Objective | Write out the entire listing below exactly as it appears, minus any pictures.

Task material |
+++++

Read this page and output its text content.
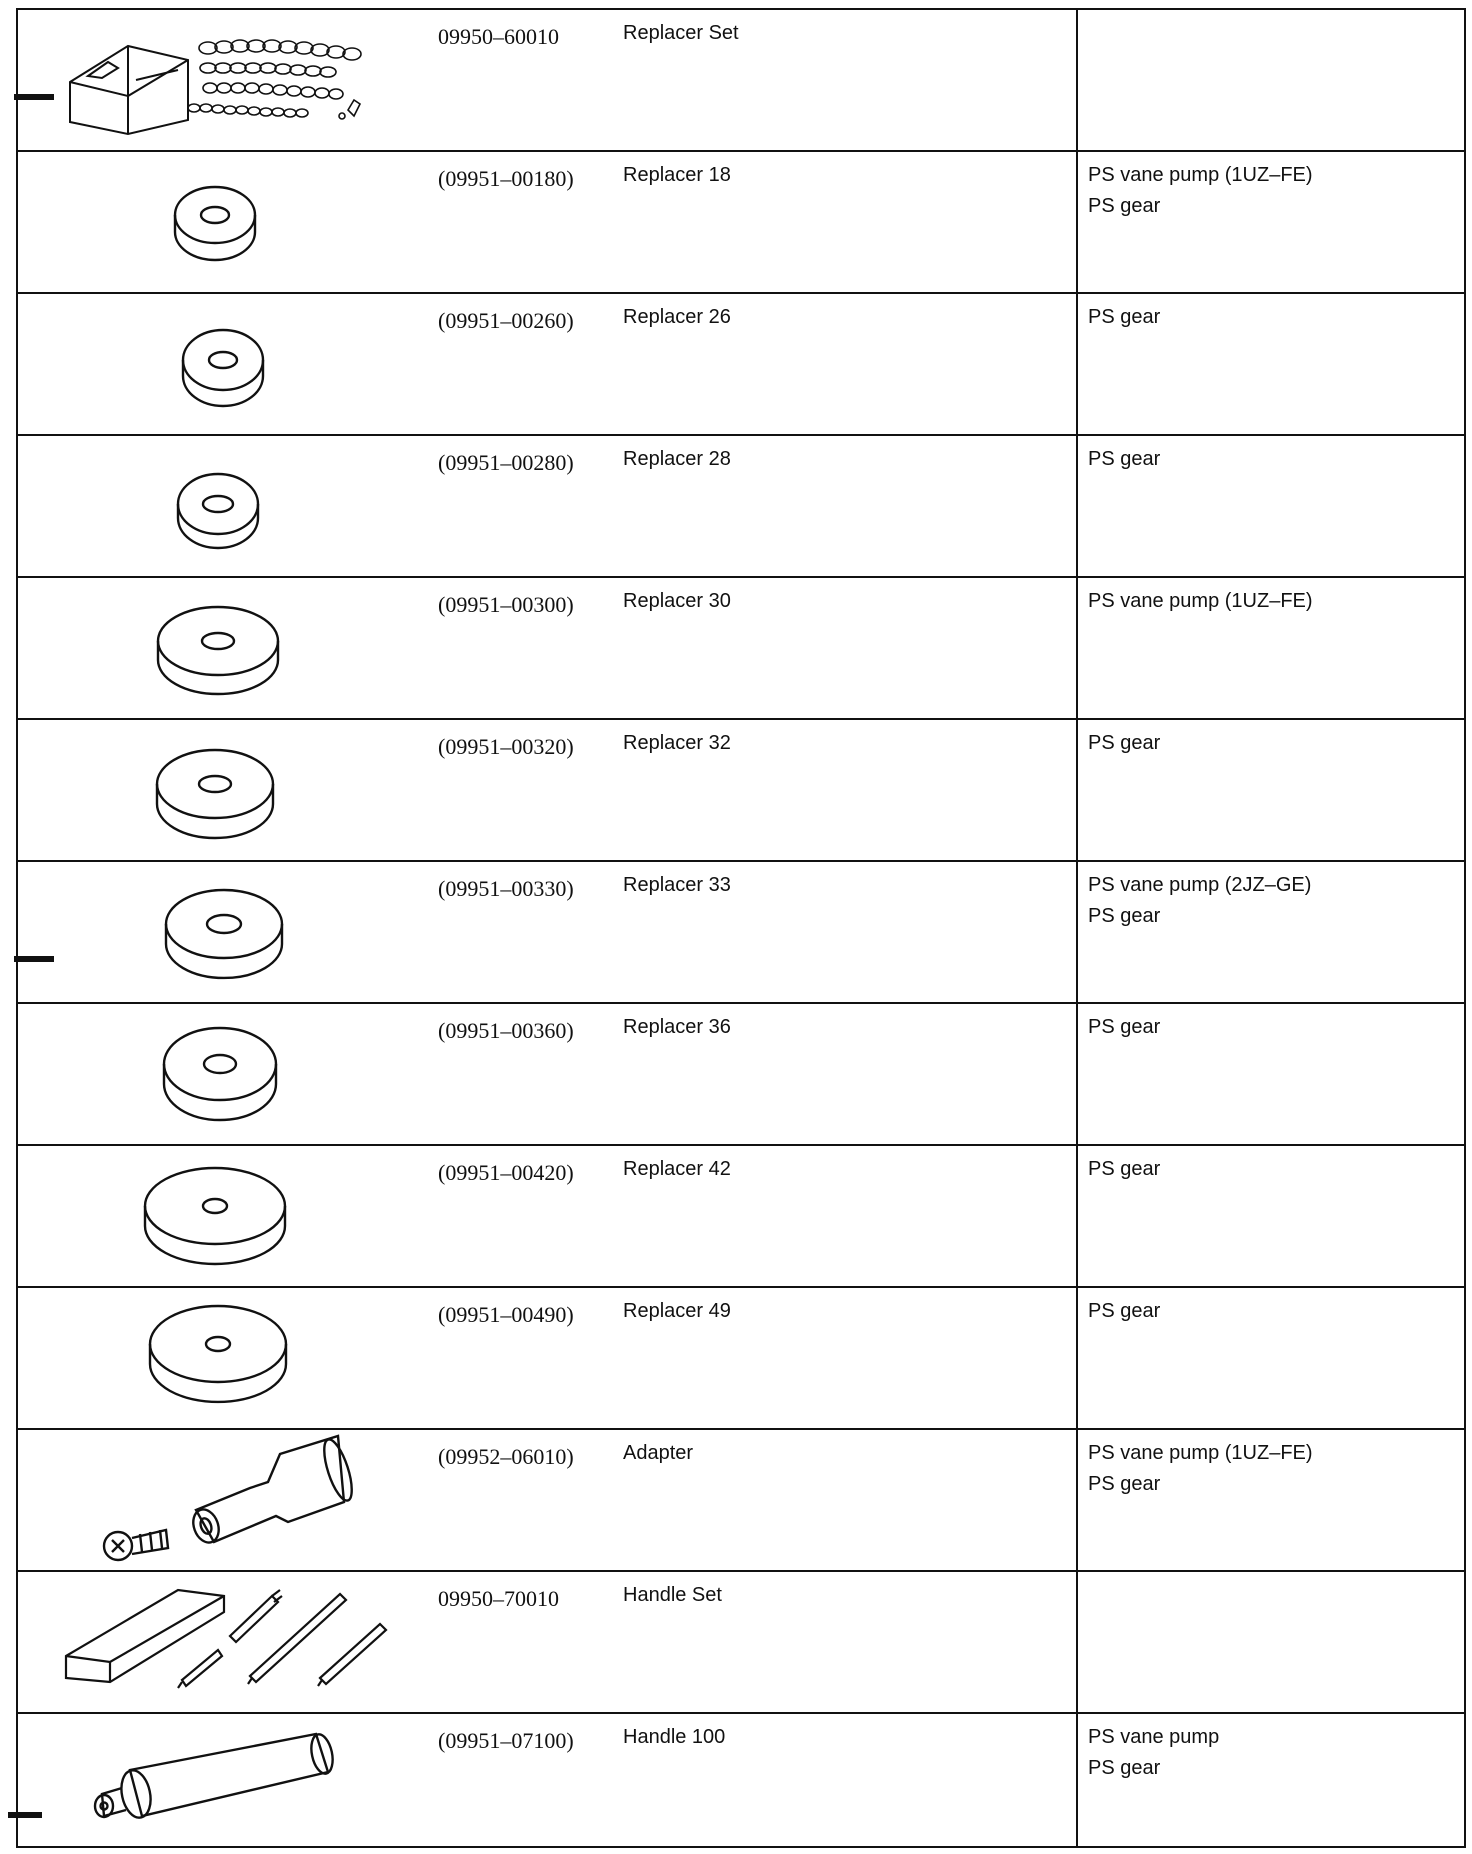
09950–60010	Replacer Set
(09951–00180)	Replacer 18	PS vane pump (1UZ–FE)
PS gear
(09951–00260)	Replacer 26	PS gear
(09951–00280)	Replacer 28	PS gear
(09951–00300)	Replacer 30	PS vane pump (1UZ–FE)
(09951–00320)	Replacer 32	PS gear
(09951–00330)	Replacer 33	PS vane pump (2JZ–GE)
PS gear
(09951–00360)	Replacer 36	PS gear
(09951–00420)	Replacer 42	PS gear
(09951–00490)	Replacer 49	PS gear
(09952–06010)	Adapter	PS vane pump (1UZ–FE)
PS gear
09950–70010	Handle Set
(09951–07100)	Handle 100	PS vane pump
PS gear
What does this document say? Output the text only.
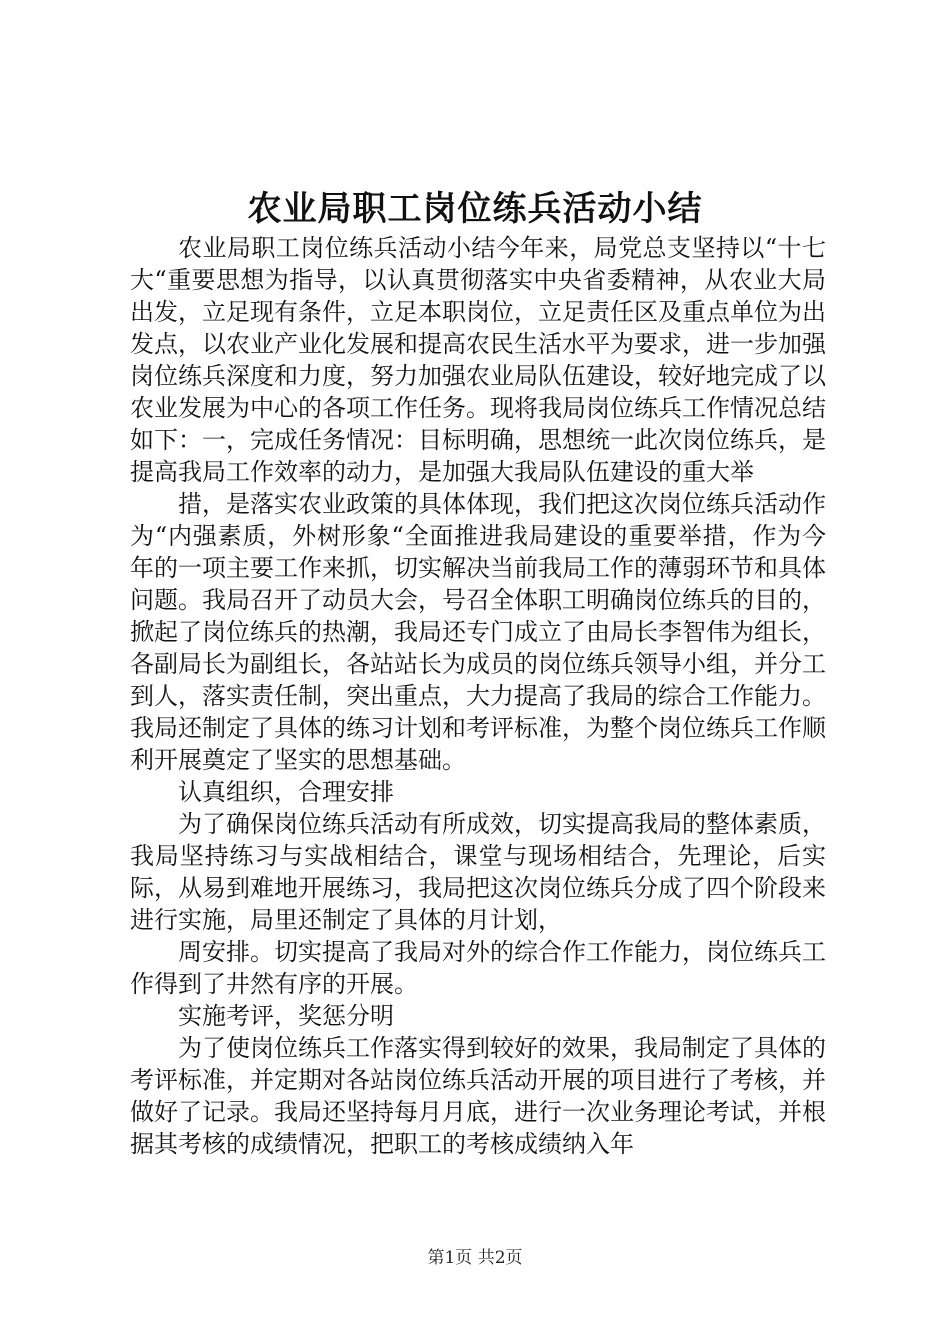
农业局职工岗位练兵活动小结

农业局职工岗位练兵活动小结今年来，局党总支坚持以“十七大“重要思想为指导，以认真贯彻落实中央省委精神，从农业大局出发，立足现有条件，立足本职岗位，立足责任区及重点单位为出发点，以农业产业化发展和提高农民生活水平为要求，进一步加强岗位练兵深度和力度，努力加强农业局队伍建设，较好地完成了以农业发展为中心的各项工作任务。现将我局岗位练兵工作情况总结如下：一，完成任务情况：目标明确，思想统一此次岗位练兵，是提高我局工作效率的动力，是加强大我局队伍建设的重大举

措，是落实农业政策的具体体现，我们把这次岗位练兵活动作为“内强素质，外树形象“全面推进我局建设的重要举措，作为今年的一项主要工作来抓，切实解决当前我局工作的薄弱环节和具体问题。我局召开了动员大会，号召全体职工明确岗位练兵的目的，掀起了岗位练兵的热潮，我局还专门成立了由局长李智伟为组长，各副局长为副组长，各站站长为成员的岗位练兵领导小组，并分工到人，落实责任制，突出重点，大力提高了我局的综合工作能力。我局还制定了具体的练习计划和考评标准，为整个岗位练兵工作顺利开展奠定了坚实的思想基础。

认真组织，合理安排

为了确保岗位练兵活动有所成效，切实提高我局的整体素质，我局坚持练习与实战相结合，课堂与现场相结合，先理论，后实际，从易到难地开展练习，我局把这次岗位练兵分成了四个阶段来进行实施，局里还制定了具体的月计划，

周安排。切实提高了我局对外的综合作工作能力，岗位练兵工作得到了井然有序的开展。

实施考评，奖惩分明

为了使岗位练兵工作落实得到较好的效果，我局制定了具体的考评标准，并定期对各站岗位练兵活动开展的项目进行了考核，并做好了记录。我局还坚持每月月底，进行一次业务理论考试，并根据其考核的成绩情况，把职工的考核成绩纳入年

第1页 共2页
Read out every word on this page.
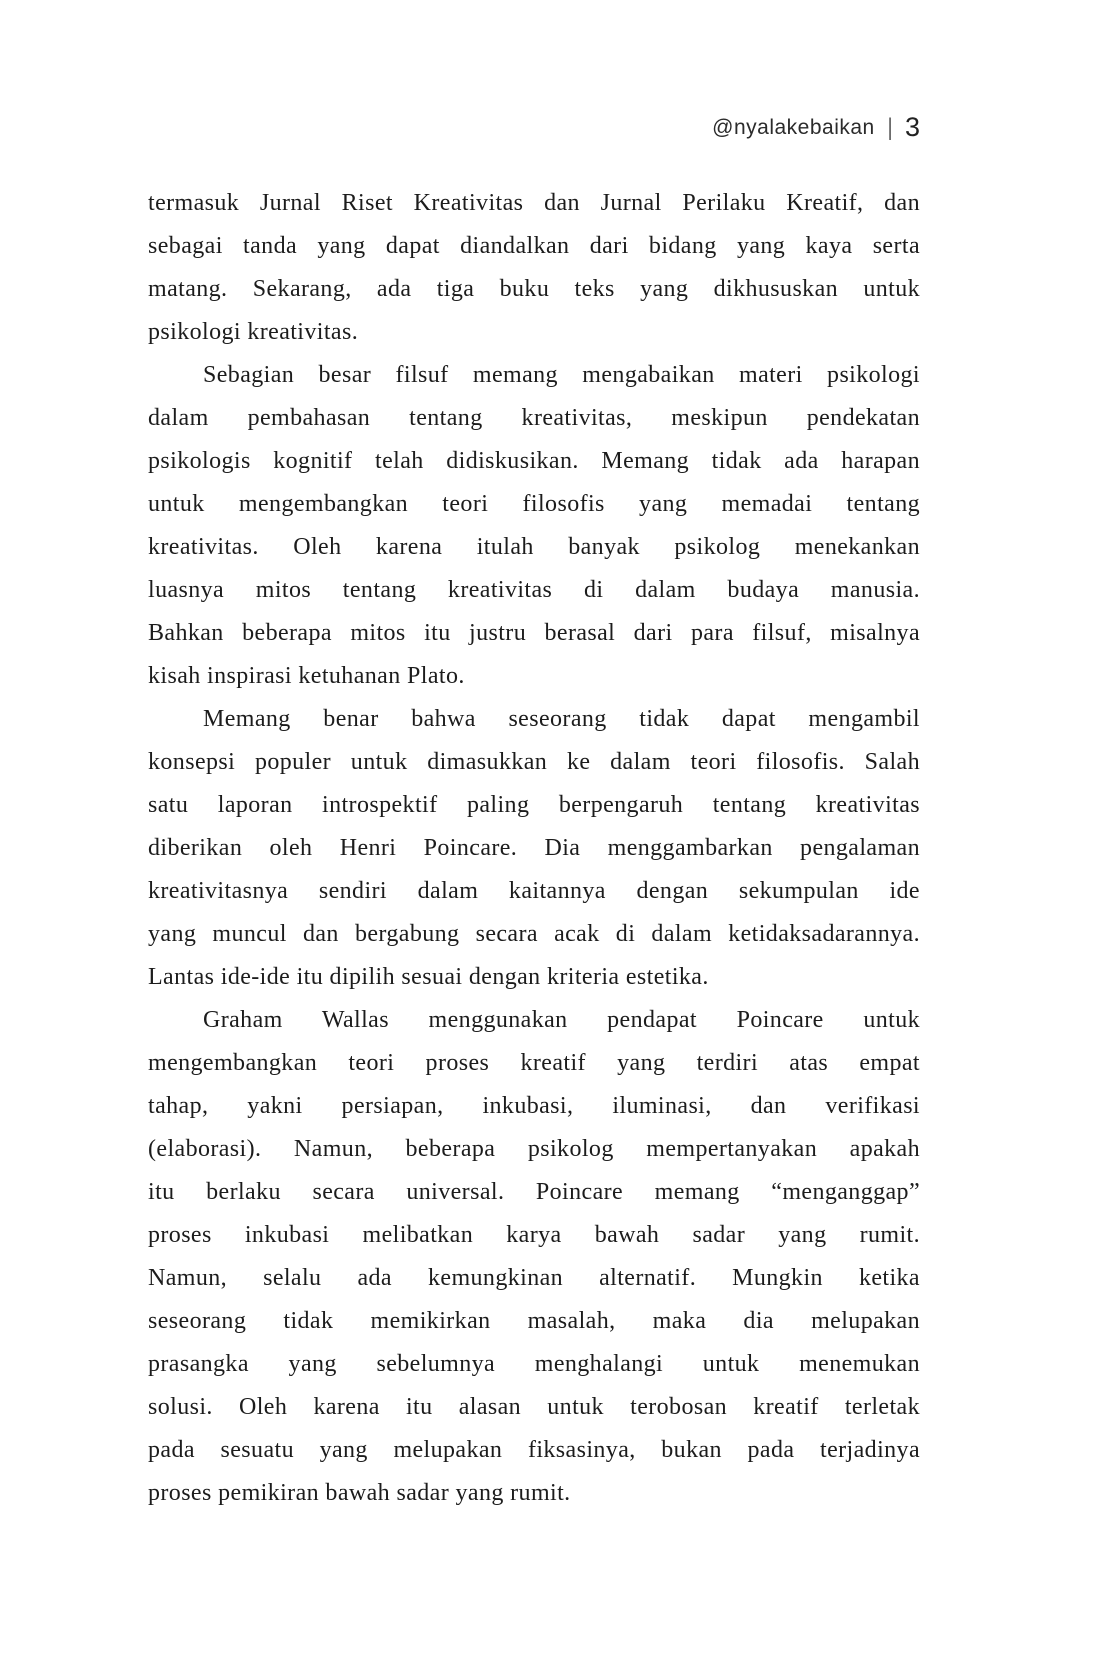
@nyalakebaikan | 3
termasuk Jurnal Riset Kreativitas dan Jurnal Perilaku Kreatif, dan
sebagai tanda yang dapat diandalkan dari bidang yang kaya serta
matang. Sekarang, ada tiga buku teks yang dikhususkan untuk
psikologi kreativitas.
Sebagian besar filsuf memang mengabaikan materi psikologi
dalam pembahasan tentang kreativitas, meskipun pendekatan
psikologis kognitif telah didiskusikan. Memang tidak ada harapan
untuk mengembangkan teori filosofis yang memadai tentang
kreativitas. Oleh karena itulah banyak psikolog menekankan
luasnya mitos tentang kreativitas di dalam budaya manusia.
Bahkan beberapa mitos itu justru berasal dari para filsuf, misalnya
kisah inspirasi ketuhanan Plato.
Memang benar bahwa seseorang tidak dapat mengambil
konsepsi populer untuk dimasukkan ke dalam teori filosofis. Salah
satu laporan introspektif paling berpengaruh tentang kreativitas
diberikan oleh Henri Poincare. Dia menggambarkan pengalaman
kreativitasnya sendiri dalam kaitannya dengan sekumpulan ide
yang muncul dan bergabung secara acak di dalam ketidaksadarannya.
Lantas ide-ide itu dipilih sesuai dengan kriteria estetika.
Graham Wallas menggunakan pendapat Poincare untuk
mengembangkan teori proses kreatif yang terdiri atas empat
tahap, yakni persiapan, inkubasi, iluminasi, dan verifikasi
(elaborasi). Namun, beberapa psikolog mempertanyakan apakah
itu berlaku secara universal. Poincare memang “menganggap”
proses inkubasi melibatkan karya bawah sadar yang rumit.
Namun, selalu ada kemungkinan alternatif. Mungkin ketika
seseorang tidak memikirkan masalah, maka dia melupakan
prasangka yang sebelumnya menghalangi untuk menemukan
solusi. Oleh karena itu alasan untuk terobosan kreatif terletak
pada sesuatu yang melupakan fiksasinya, bukan pada terjadinya
proses pemikiran bawah sadar yang rumit.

+++++

Solution for this task |
Read this page and output its text content.
09950–60010	Replacer Set
(09951–00180)	Replacer 18	PS vane pump (1UZ–FE)
PS gear
(09951–00260)	Replacer 26	PS gear
(09951–00280)	Replacer 28	PS gear
(09951–00300)	Replacer 30	PS vane pump (1UZ–FE)
(09951–00320)	Replacer 32	PS gear
(09951–00330)	Replacer 33	PS vane pump (2JZ–GE)
PS gear
(09951–00360)	Replacer 36	PS gear
(09951–00420)	Replacer 42	PS gear
(09951–00490)	Replacer 49	PS gear
(09952–06010)	Adapter	PS vane pump (1UZ–FE)
PS gear
09950–70010	Handle Set
(09951–07100)	Handle 100	PS vane pump
PS gear
What does this document say? Output the text only.
农业局职工岗位练兵活动小结

农业局职工岗位练兵活动小结今年来，局党总支坚持以“十七大“重要思想为指导，以认真贯彻落实中央省委精神，从农业大局出发，立足现有条件，立足本职岗位，立足责任区及重点单位为出发点，以农业产业化发展和提高农民生活水平为要求，进一步加强岗位练兵深度和力度，努力加强农业局队伍建设，较好地完成了以农业发展为中心的各项工作任务。现将我局岗位练兵工作情况总结如下：一，完成任务情况：目标明确，思想统一此次岗位练兵，是提高我局工作效率的动力，是加强大我局队伍建设的重大举

措，是落实农业政策的具体体现，我们把这次岗位练兵活动作为“内强素质，外树形象“全面推进我局建设的重要举措，作为今年的一项主要工作来抓，切实解决当前我局工作的薄弱环节和具体问题。我局召开了动员大会，号召全体职工明确岗位练兵的目的，掀起了岗位练兵的热潮，我局还专门成立了由局长李智伟为组长，各副局长为副组长，各站站长为成员的岗位练兵领导小组，并分工到人，落实责任制，突出重点，大力提高了我局的综合工作能力。我局还制定了具体的练习计划和考评标准，为整个岗位练兵工作顺利开展奠定了坚实的思想基础。

认真组织，合理安排

为了确保岗位练兵活动有所成效，切实提高我局的整体素质，我局坚持练习与实战相结合，课堂与现场相结合，先理论，后实际，从易到难地开展练习，我局把这次岗位练兵分成了四个阶段来进行实施，局里还制定了具体的月计划，

周安排。切实提高了我局对外的综合作工作能力，岗位练兵工作得到了井然有序的开展。

实施考评，奖惩分明

为了使岗位练兵工作落实得到较好的效果，我局制定了具体的考评标准，并定期对各站岗位练兵活动开展的项目进行了考核，并做好了记录。我局还坚持每月月底，进行一次业务理论考试，并根据其考核的成绩情况，把职工的考核成绩纳入年

第1页 共2页
Read out every word on this page.
@nyalakebaikan | 3
termasuk Jurnal Riset Kreativitas dan Jurnal Perilaku Kreatif, dan
sebagai tanda yang dapat diandalkan dari bidang yang kaya serta
matang. Sekarang, ada tiga buku teks yang dikhususkan untuk
psikologi kreativitas.
Sebagian besar filsuf memang mengabaikan materi psikologi
dalam pembahasan tentang kreativitas, meskipun pendekatan
psikologis kognitif telah didiskusikan. Memang tidak ada harapan
untuk mengembangkan teori filosofis yang memadai tentang
kreativitas. Oleh karena itulah banyak psikolog menekankan
luasnya mitos tentang kreativitas di dalam budaya manusia.
Bahkan beberapa mitos itu justru berasal dari para filsuf, misalnya
kisah inspirasi ketuhanan Plato.
Memang benar bahwa seseorang tidak dapat mengambil
konsepsi populer untuk dimasukkan ke dalam teori filosofis. Salah
satu laporan introspektif paling berpengaruh tentang kreativitas
diberikan oleh Henri Poincare. Dia menggambarkan pengalaman
kreativitasnya sendiri dalam kaitannya dengan sekumpulan ide
yang muncul dan bergabung secara acak di dalam ketidaksadarannya.
Lantas ide-ide itu dipilih sesuai dengan kriteria estetika.
Graham Wallas menggunakan pendapat Poincare untuk
mengembangkan teori proses kreatif yang terdiri atas empat
tahap, yakni persiapan, inkubasi, iluminasi, dan verifikasi
(elaborasi). Namun, beberapa psikolog mempertanyakan apakah
itu berlaku secara universal. Poincare memang “menganggap”
proses inkubasi melibatkan karya bawah sadar yang rumit.
Namun, selalu ada kemungkinan alternatif. Mungkin ketika
seseorang tidak memikirkan masalah, maka dia melupakan
prasangka yang sebelumnya menghalangi untuk menemukan
solusi. Oleh karena itu alasan untuk terobosan kreatif terletak
pada sesuatu yang melupakan fiksasinya, bukan pada terjadinya
proses pemikiran bawah sadar yang rumit.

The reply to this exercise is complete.